▶ **Document extract**
Posted by: Vindico | August 19, 2007 at 06:54 PM
Arg! I hate Free Exchange. It's such BS.
Sapolsky's done a lot on socioeconomic status and health:
http://www.johnhawks.net/weblog/reviews/health/social_hierarchy_sapolsky_2005.w
http://scan.oxfordjournals.org/cgi/content/full/nsm013v1
http://www.amazon.com/Why-Zebras-Dont-Get-Ulcers/dp/0716732106
Posted by: chris | August 19, 2007 at 08:21 PM
"A real downside of inequality for the non-poor - and you really see this if you compare the UK or any urban area in the US with Germany or the Nordics - is that you get a much stronger distinction between good and not-so-good neighbourhoods."
Interesting but curious. It's curious because income is even more unequally distributed in America than it is in Britain.
Sad to say, the often conspicuous distinction of "not-so-good neighbourhoods" in Britain owes much to the distinctive look and ambience of council estates and because statutory rent controls for much of the post-war period in Britain made the renting of residential properties unprofitable without subsidies - which is why so much rented housing on the market now is due to subsidised housing associations.
In West Germany, most of the massive task of housing reconstruction after WW2 was left to the private sector. The result was that housing developments were much smaller and more architectually diverse than the massive council estates in Britain. Even now, rented housing is a much larger percentage of the overall housing market in West Germany than it is in Britain.
Posted by: Bob B | August 20, 2007 at 12:09 AM
Yes Bob B, the Germans left it to the private sector ... funded with massive tax breaks for higher income people who bought flats to rent out.
So while it all looks very nice (it really does, to the point of being a little bit dull), it came at a huge overall cost.
Posted by: Mark Wadsworth | August 20, 2007 at 10:28 AM
On one level, the Economist's challenge is just very narrow-minded Benthamite crap. The presumption that ethical questions need to be answered with 'tangible' evidence is the mark of robotic thinking.
But on another level, it does reveal one of the short-comings of our contemporary policy framework: current economic orthodoxy does find it very difficult to say much about inequality, other than to bracket it as an 'equity' issue which is for someone less analytical or rational (politicians) to deal with...

▶ **Prompt A**
In the comment thread, what work was mostly left to the private sector in West Germany after WW2?

▶ **Data**

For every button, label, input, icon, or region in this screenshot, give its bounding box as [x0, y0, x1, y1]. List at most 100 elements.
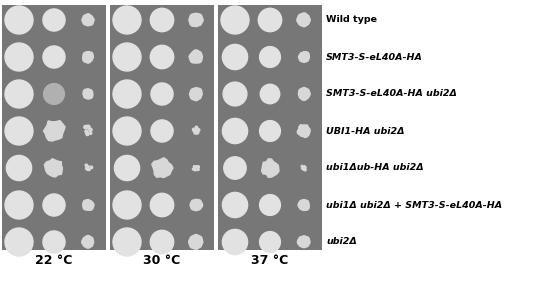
Text: 22 °C: 22 °C: [35, 254, 73, 267]
Circle shape: [299, 200, 305, 206]
Circle shape: [83, 92, 87, 96]
Circle shape: [222, 44, 248, 70]
Circle shape: [304, 20, 309, 25]
Polygon shape: [298, 125, 310, 138]
Circle shape: [301, 54, 307, 60]
Circle shape: [196, 128, 200, 132]
Circle shape: [196, 131, 199, 134]
Circle shape: [195, 94, 201, 99]
Circle shape: [84, 126, 87, 129]
Circle shape: [298, 91, 304, 96]
Circle shape: [83, 20, 89, 25]
Circle shape: [190, 89, 197, 95]
Circle shape: [87, 90, 92, 95]
Text: 30 °C: 30 °C: [144, 254, 180, 267]
Circle shape: [83, 242, 89, 247]
Circle shape: [83, 52, 89, 58]
FancyBboxPatch shape: [110, 5, 214, 250]
Circle shape: [5, 43, 33, 71]
Circle shape: [5, 191, 33, 219]
Text: ubi2Δ: ubi2Δ: [326, 237, 357, 247]
Text: SMT3-S-eL40A-HA ubi2Δ: SMT3-S-eL40A-HA ubi2Δ: [326, 89, 457, 99]
Text: SMT3-S-eL40A-HA: SMT3-S-eL40A-HA: [326, 52, 423, 62]
Circle shape: [85, 20, 91, 26]
Circle shape: [195, 236, 202, 243]
Circle shape: [85, 242, 91, 248]
Circle shape: [191, 52, 196, 57]
Circle shape: [304, 15, 309, 20]
Circle shape: [192, 168, 194, 170]
Circle shape: [5, 6, 33, 34]
Circle shape: [190, 236, 197, 243]
Circle shape: [195, 200, 201, 206]
Circle shape: [223, 82, 247, 106]
Circle shape: [87, 169, 89, 170]
Circle shape: [195, 14, 202, 21]
Circle shape: [195, 205, 201, 210]
Circle shape: [43, 231, 65, 253]
Circle shape: [303, 237, 310, 243]
Circle shape: [83, 204, 89, 210]
Circle shape: [87, 19, 94, 25]
Circle shape: [304, 169, 306, 171]
Circle shape: [5, 228, 33, 256]
Circle shape: [195, 166, 197, 167]
Circle shape: [195, 51, 202, 58]
Circle shape: [197, 166, 200, 168]
Circle shape: [189, 238, 196, 246]
Circle shape: [194, 206, 199, 211]
Text: UBI1-HA ubi2Δ: UBI1-HA ubi2Δ: [326, 126, 404, 136]
Circle shape: [82, 239, 88, 245]
Circle shape: [299, 237, 305, 243]
Circle shape: [301, 243, 306, 248]
Circle shape: [113, 191, 141, 219]
Circle shape: [302, 168, 305, 170]
Circle shape: [151, 120, 173, 142]
Circle shape: [301, 167, 304, 169]
Circle shape: [87, 237, 93, 243]
Circle shape: [300, 13, 307, 20]
Circle shape: [196, 239, 203, 245]
Circle shape: [114, 155, 140, 181]
Circle shape: [298, 14, 305, 21]
Circle shape: [192, 128, 196, 131]
Circle shape: [298, 239, 304, 245]
Circle shape: [305, 17, 310, 23]
Circle shape: [150, 45, 174, 69]
Circle shape: [87, 93, 92, 99]
Circle shape: [85, 14, 91, 20]
Circle shape: [305, 203, 309, 207]
Circle shape: [300, 16, 308, 24]
Circle shape: [299, 94, 304, 99]
Circle shape: [192, 234, 200, 242]
Circle shape: [5, 80, 33, 108]
Circle shape: [260, 194, 280, 215]
Circle shape: [301, 88, 307, 94]
Circle shape: [89, 54, 94, 59]
Circle shape: [195, 56, 202, 63]
Circle shape: [304, 91, 310, 97]
Circle shape: [304, 54, 310, 59]
Circle shape: [85, 239, 91, 245]
Circle shape: [304, 57, 309, 62]
Circle shape: [88, 15, 93, 20]
Polygon shape: [152, 158, 173, 178]
Circle shape: [301, 165, 303, 167]
Circle shape: [303, 89, 310, 95]
Circle shape: [84, 94, 89, 98]
Circle shape: [193, 88, 199, 94]
Circle shape: [190, 202, 196, 208]
Circle shape: [301, 20, 307, 27]
Circle shape: [82, 203, 87, 207]
FancyBboxPatch shape: [2, 5, 106, 250]
Circle shape: [85, 89, 91, 94]
Circle shape: [194, 131, 197, 134]
Circle shape: [302, 52, 306, 57]
Circle shape: [222, 192, 248, 218]
Circle shape: [85, 200, 91, 205]
Circle shape: [113, 6, 141, 34]
Text: 37 °C: 37 °C: [251, 254, 289, 267]
Circle shape: [301, 205, 306, 210]
Text: ubi1Δ ubi2Δ + SMT3-S-eL40A-HA: ubi1Δ ubi2Δ + SMT3-S-eL40A-HA: [326, 200, 502, 210]
Circle shape: [299, 54, 304, 59]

▶ **Prompt B**
Put the stretch of the records from the line containing "Text: 22 °C: 22 °C: [35, 254, 73, 267]" through the line containing "Circle shape: [196, 239, 203, 245]" into a Markdown table with columns Row and Line. Number each row and leave out blank lines.

▶ **Exercise response A**
Most of the massive task of housing reconstruction.

▶ **Exercise response B**
| Row | Line |
|---|---|
| 1 | Text: 22 °C: 22 °C: [35, 254, 73, 267] |
| 2 | Circle shape: [299, 200, 305, 206] |
| 3 | Circle shape: [83, 92, 87, 96] |
| 4 | Circle shape: [222, 44, 248, 70] |
| 5 | Circle shape: [304, 20, 309, 25] |
| 6 | Polygon shape: [298, 125, 310, 138] |
| 7 | Circle shape: [301, 54, 307, 60] |
| 8 | Circle shape: [196, 128, 200, 132] |
| 9 | Circle shape: [196, 131, 199, 134] |
| 10 | Circle shape: [195, 94, 201, 99] |
| 11 | Circle shape: [84, 126, 87, 129] |
| 12 | Circle shape: [298, 91, 304, 96] |
| 13 | Circle shape: [83, 20, 89, 25] |
| 14 | Circle shape: [190, 89, 197, 95] |
| 15 | Circle shape: [87, 90, 92, 95] |
| 16 | Text: 30 °C: 30 °C: [144, 254, 180, 267] |
| 17 | Circle shape: [83, 242, 89, 247] |
| 18 | Circle shape: [83, 52, 89, 58] |
| 19 | FancyBboxPatch shape: [110, 5, 214, 250] |
| 20 | Circle shape: [5, 43, 33, 71] |
| 21 | Circle shape: [5, 191, 33, 219] |
| 22 | Text: ubi2Δ: ubi2Δ: [326, 237, 357, 247] |
| 23 | Text: SMT3-S-eL40A-HA ubi2Δ: SMT3-S-eL40A-HA ubi2Δ: [326, 89, 457, 99] |
| 24 | Text: SMT3-S-eL40A-HA: SMT3-S-eL40A-HA: [326, 52, 423, 62] |
| 25 | Circle shape: [85, 20, 91, 26] |
| 26 | Circle shape: [195, 236, 202, 243] |
| 27 | Circle shape: [85, 242, 91, 248] |
| 28 | Circle shape: [191, 52, 196, 57] |
| 29 | Circle shape: [304, 15, 309, 20] |
| 30 | Circle shape: [192, 168, 194, 170] |
| 31 | Circle shape: [5, 6, 33, 34] |
| 32 | Circle shape: [190, 236, 197, 243] |
| 33 | Circle shape: [195, 200, 201, 206] |
| 34 | Circle shape: [223, 82, 247, 106] |
| 35 | Circle shape: [87, 169, 89, 170] |
| 36 | Circle shape: [195, 14, 202, 21] |
| 37 | Circle shape: [195, 205, 201, 210] |
| 38 | Circle shape: [43, 231, 65, 253] |
| 39 | Circle shape: [303, 237, 310, 243] |
| 40 | Circle shape: [83, 204, 89, 210] |
| 41 | Circle shape: [87, 19, 94, 25] |
| 42 | Circle shape: [304, 169, 306, 171] |
| 43 | Circle shape: [5, 228, 33, 256] |
| 44 | Circle shape: [195, 166, 197, 167] |
| 45 | Circle shape: [195, 51, 202, 58] |
| 46 | Circle shape: [197, 166, 200, 168] |
| 47 | Circle shape: [189, 238, 196, 246] |
| 48 | Circle shape: [194, 206, 199, 211] |
| 49 | Text: UBI1-HA ubi2Δ: UBI1-HA ubi2Δ: [326, 126, 404, 136] |
| 50 | Circle shape: [82, 239, 88, 245] |
| 51 | Circle shape: [299, 237, 305, 243] |
| 52 | Circle shape: [301, 243, 306, 248] |
| 53 | Circle shape: [113, 191, 141, 219] |
| 54 | Circle shape: [302, 168, 305, 170] |
| 55 | Circle shape: [151, 120, 173, 142] |
| 56 | Circle shape: [301, 167, 304, 169] |
| 57 | Circle shape: [87, 237, 93, 243] |
| 58 | Circle shape: [300, 13, 307, 20] |
| 59 | Circle shape: [196, 239, 203, 245] |